Required task:
The records that follow must be repeated verbatim, every one of them.
○ ○ ○ ○ ○ ○ ○
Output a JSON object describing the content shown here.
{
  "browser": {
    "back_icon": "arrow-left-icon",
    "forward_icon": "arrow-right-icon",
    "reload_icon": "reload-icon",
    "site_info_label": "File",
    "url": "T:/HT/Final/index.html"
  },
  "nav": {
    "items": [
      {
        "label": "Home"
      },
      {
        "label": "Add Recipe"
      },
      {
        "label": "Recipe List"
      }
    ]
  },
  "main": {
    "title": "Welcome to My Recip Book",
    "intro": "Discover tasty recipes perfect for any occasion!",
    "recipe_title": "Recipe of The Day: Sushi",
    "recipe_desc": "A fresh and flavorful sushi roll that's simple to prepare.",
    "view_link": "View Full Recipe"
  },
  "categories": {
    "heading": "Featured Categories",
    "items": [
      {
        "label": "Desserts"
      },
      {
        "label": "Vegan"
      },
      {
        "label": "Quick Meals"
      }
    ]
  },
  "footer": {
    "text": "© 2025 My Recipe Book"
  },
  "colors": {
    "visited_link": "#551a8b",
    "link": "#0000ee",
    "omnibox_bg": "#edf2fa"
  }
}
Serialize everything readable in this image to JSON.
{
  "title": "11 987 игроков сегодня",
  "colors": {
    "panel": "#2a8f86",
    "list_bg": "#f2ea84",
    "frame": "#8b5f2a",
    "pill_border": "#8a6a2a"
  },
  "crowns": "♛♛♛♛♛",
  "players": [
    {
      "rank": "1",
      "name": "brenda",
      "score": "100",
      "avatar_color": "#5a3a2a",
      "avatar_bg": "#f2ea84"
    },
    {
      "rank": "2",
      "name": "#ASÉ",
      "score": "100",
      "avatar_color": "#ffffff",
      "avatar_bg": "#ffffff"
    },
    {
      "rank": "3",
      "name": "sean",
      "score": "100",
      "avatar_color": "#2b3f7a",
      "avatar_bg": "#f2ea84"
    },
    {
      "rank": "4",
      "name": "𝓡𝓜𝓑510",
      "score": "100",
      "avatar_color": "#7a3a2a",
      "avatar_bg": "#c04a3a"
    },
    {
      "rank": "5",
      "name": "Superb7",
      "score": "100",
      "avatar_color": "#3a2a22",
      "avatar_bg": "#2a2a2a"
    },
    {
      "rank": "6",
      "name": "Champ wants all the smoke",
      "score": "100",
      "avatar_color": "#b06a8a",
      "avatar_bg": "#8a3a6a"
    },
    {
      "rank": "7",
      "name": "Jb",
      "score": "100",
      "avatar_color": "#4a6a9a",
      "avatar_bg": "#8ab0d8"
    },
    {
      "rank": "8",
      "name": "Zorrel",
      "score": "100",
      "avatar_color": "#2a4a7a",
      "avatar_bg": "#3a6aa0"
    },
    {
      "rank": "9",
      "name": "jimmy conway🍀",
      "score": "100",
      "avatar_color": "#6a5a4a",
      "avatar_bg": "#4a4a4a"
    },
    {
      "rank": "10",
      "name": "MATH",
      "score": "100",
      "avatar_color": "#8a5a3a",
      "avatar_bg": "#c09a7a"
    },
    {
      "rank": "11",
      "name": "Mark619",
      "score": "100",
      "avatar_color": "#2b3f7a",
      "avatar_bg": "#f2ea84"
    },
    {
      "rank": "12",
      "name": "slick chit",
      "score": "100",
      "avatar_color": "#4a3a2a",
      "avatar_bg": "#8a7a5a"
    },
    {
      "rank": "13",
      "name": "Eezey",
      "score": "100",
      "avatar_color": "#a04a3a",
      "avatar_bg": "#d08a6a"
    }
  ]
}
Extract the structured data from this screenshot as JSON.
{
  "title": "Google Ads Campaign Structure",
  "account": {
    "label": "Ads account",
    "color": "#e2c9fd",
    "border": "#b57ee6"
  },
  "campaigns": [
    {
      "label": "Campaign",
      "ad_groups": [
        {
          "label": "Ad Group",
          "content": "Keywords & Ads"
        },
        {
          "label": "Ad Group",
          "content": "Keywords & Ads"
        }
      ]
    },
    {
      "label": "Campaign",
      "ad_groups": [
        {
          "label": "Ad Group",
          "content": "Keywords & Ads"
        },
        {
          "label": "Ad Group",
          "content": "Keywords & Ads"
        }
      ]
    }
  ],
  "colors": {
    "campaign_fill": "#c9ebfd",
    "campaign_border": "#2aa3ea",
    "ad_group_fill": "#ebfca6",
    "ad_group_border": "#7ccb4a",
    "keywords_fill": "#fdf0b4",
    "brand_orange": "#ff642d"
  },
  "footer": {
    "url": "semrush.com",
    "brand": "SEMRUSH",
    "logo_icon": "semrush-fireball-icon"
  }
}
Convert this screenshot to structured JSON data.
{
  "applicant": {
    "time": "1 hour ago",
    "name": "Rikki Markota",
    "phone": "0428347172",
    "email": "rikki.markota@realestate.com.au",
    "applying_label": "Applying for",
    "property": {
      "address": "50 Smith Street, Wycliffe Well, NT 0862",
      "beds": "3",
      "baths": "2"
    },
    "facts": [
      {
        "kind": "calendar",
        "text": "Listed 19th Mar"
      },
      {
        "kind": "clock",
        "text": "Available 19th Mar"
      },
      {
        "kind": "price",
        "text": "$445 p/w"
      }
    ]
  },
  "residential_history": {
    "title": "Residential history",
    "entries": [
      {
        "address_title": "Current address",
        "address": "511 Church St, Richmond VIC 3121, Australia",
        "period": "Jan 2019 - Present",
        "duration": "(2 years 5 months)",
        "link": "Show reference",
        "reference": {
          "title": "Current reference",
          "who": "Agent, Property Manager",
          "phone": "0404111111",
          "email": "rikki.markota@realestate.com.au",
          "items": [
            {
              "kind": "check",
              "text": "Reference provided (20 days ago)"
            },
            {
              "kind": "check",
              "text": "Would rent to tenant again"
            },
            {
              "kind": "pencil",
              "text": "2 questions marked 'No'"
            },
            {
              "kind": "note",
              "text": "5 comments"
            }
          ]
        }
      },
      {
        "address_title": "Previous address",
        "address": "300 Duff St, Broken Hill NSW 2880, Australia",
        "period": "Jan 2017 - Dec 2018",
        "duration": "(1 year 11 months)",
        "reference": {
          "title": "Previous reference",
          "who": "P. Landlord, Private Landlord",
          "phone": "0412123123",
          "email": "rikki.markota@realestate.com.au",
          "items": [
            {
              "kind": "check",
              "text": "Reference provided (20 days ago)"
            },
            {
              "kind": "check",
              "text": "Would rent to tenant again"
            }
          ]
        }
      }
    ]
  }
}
○ ○ ○ ○ ○ ○ ○
Worked solution:
Output a JSON object describing the content shown here.
{
  "browser": {
    "back_icon": "arrow-left-icon",
    "forward_icon": "arrow-right-icon",
    "reload_icon": "reload-icon",
    "site_info_label": "File",
    "url": "T:/HT/Final/index.html"
  },
  "nav": {
    "items": [
      {
        "label": "Home"
      },
      {
        "label": "Add Recipe"
      },
      {
        "label": "Recipe List"
      }
    ]
  },
  "main": {
    "title": "Welcome to My Recip Book",
    "intro": "Discover tasty recipes perfect for any occasion!",
    "recipe_title": "Recipe of The Day: Sushi",
    "recipe_desc": "A fresh and flavorful sushi roll that's simple to prepare.",
    "view_link": "View Full Recipe"
  },
  "categories": {
    "heading": "Featured Categories",
    "items": [
      {
        "label": "Desserts"
      },
      {
        "label": "Vegan"
      },
      {
        "label": "Quick Meals"
      }
    ]
  },
  "footer": {
    "text": "© 2025 My Recipe Book"
  },
  "colors": {
    "visited_link": "#551a8b",
    "link": "#0000ee",
    "omnibox_bg": "#edf2fa"
  }
}
Serialize everything readable in this image to JSON.
{
  "title": "11 987 игроков сегодня",
  "colors": {
    "panel": "#2a8f86",
    "list_bg": "#f2ea84",
    "frame": "#8b5f2a",
    "pill_border": "#8a6a2a"
  },
  "crowns": "♛♛♛♛♛",
  "players": [
    {
      "rank": "1",
      "name": "brenda",
      "score": "100",
      "avatar_color": "#5a3a2a",
      "avatar_bg": "#f2ea84"
    },
    {
      "rank": "2",
      "name": "#ASÉ",
      "score": "100",
      "avatar_color": "#ffffff",
      "avatar_bg": "#ffffff"
    },
    {
      "rank": "3",
      "name": "sean",
      "score": "100",
      "avatar_color": "#2b3f7a",
      "avatar_bg": "#f2ea84"
    },
    {
      "rank": "4",
      "name": "𝓡𝓜𝓑510",
      "score": "100",
      "avatar_color": "#7a3a2a",
      "avatar_bg": "#c04a3a"
    },
    {
      "rank": "5",
      "name": "Superb7",
      "score": "100",
      "avatar_color": "#3a2a22",
      "avatar_bg": "#2a2a2a"
    },
    {
      "rank": "6",
      "name": "Champ wants all the smoke",
      "score": "100",
      "avatar_color": "#b06a8a",
      "avatar_bg": "#8a3a6a"
    },
    {
      "rank": "7",
      "name": "Jb",
      "score": "100",
      "avatar_color": "#4a6a9a",
      "avatar_bg": "#8ab0d8"
    },
    {
      "rank": "8",
      "name": "Zorrel",
      "score": "100",
      "avatar_color": "#2a4a7a",
      "avatar_bg": "#3a6aa0"
    },
    {
      "rank": "9",
      "name": "jimmy conway🍀",
      "score": "100",
      "avatar_color": "#6a5a4a",
      "avatar_bg": "#4a4a4a"
    },
    {
      "rank": "10",
      "name": "MATH",
      "score": "100",
      "avatar_color": "#8a5a3a",
      "avatar_bg": "#c09a7a"
    },
    {
      "rank": "11",
      "name": "Mark619",
      "score": "100",
      "avatar_color": "#2b3f7a",
      "avatar_bg": "#f2ea84"
    },
    {
      "rank": "12",
      "name": "slick chit",
      "score": "100",
      "avatar_color": "#4a3a2a",
      "avatar_bg": "#8a7a5a"
    },
    {
      "rank": "13",
      "name": "Eezey",
      "score": "100",
      "avatar_color": "#a04a3a",
      "avatar_bg": "#d08a6a"
    }
  ]
}
Extract the structured data from this screenshot as JSON.
{
  "title": "Google Ads Campaign Structure",
  "account": {
    "label": "Ads account",
    "color": "#e2c9fd",
    "border": "#b57ee6"
  },
  "campaigns": [
    {
      "label": "Campaign",
      "ad_groups": [
        {
          "label": "Ad Group",
          "content": "Keywords & Ads"
        },
        {
          "label": "Ad Group",
          "content": "Keywords & Ads"
        }
      ]
    },
    {
      "label": "Campaign",
      "ad_groups": [
        {
          "label": "Ad Group",
          "content": "Keywords & Ads"
        },
        {
          "label": "Ad Group",
          "content": "Keywords & Ads"
        }
      ]
    }
  ],
  "colors": {
    "campaign_fill": "#c9ebfd",
    "campaign_border": "#2aa3ea",
    "ad_group_fill": "#ebfca6",
    "ad_group_border": "#7ccb4a",
    "keywords_fill": "#fdf0b4",
    "brand_orange": "#ff642d"
  },
  "footer": {
    "url": "semrush.com",
    "brand": "SEMRUSH",
    "logo_icon": "semrush-fireball-icon"
  }
}
Convert this screenshot to structured JSON data.
{
  "applicant": {
    "time": "1 hour ago",
    "name": "Rikki Markota",
    "phone": "0428347172",
    "email": "rikki.markota@realestate.com.au",
    "applying_label": "Applying for",
    "property": {
      "address": "50 Smith Street, Wycliffe Well, NT 0862",
      "beds": "3",
      "baths": "2"
    },
    "facts": [
      {
        "kind": "calendar",
        "text": "Listed 19th Mar"
      },
      {
        "kind": "clock",
        "text": "Available 19th Mar"
      },
      {
        "kind": "price",
        "text": "$445 p/w"
      }
    ]
  },
  "residential_history": {
    "title": "Residential history",
    "entries": [
      {
        "address_title": "Current address",
        "address": "511 Church St, Richmond VIC 3121, Australia",
        "period": "Jan 2019 - Present",
        "duration": "(2 years 5 months)",
        "link": "Show reference",
        "reference": {
          "title": "Current reference",
          "who": "Agent, Property Manager",
          "phone": "0404111111",
          "email": "rikki.markota@realestate.com.au",
          "items": [
            {
              "kind": "check",
              "text": "Reference provided (20 days ago)"
            },
            {
              "kind": "check",
              "text": "Would rent to tenant again"
            },
            {
              "kind": "pencil",
              "text": "2 questions marked 'No'"
            },
            {
              "kind": "note",
              "text": "5 comments"
            }
          ]
        }
      },
      {
        "address_title": "Previous address",
        "address": "300 Duff St, Broken Hill NSW 2880, Australia",
        "period": "Jan 2017 - Dec 2018",
        "duration": "(1 year 11 months)",
        "reference": {
          "title": "Previous reference",
          "who": "P. Landlord, Private Landlord",
          "phone": "0412123123",
          "email": "rikki.markota@realestate.com.au",
          "items": [
            {
              "kind": "check",
              "text": "Reference provided (20 days ago)"
            },
            {
              "kind": "check",
              "text": "Would rent to tenant again"
            }
          ]
        }
      }
    ]
  }
}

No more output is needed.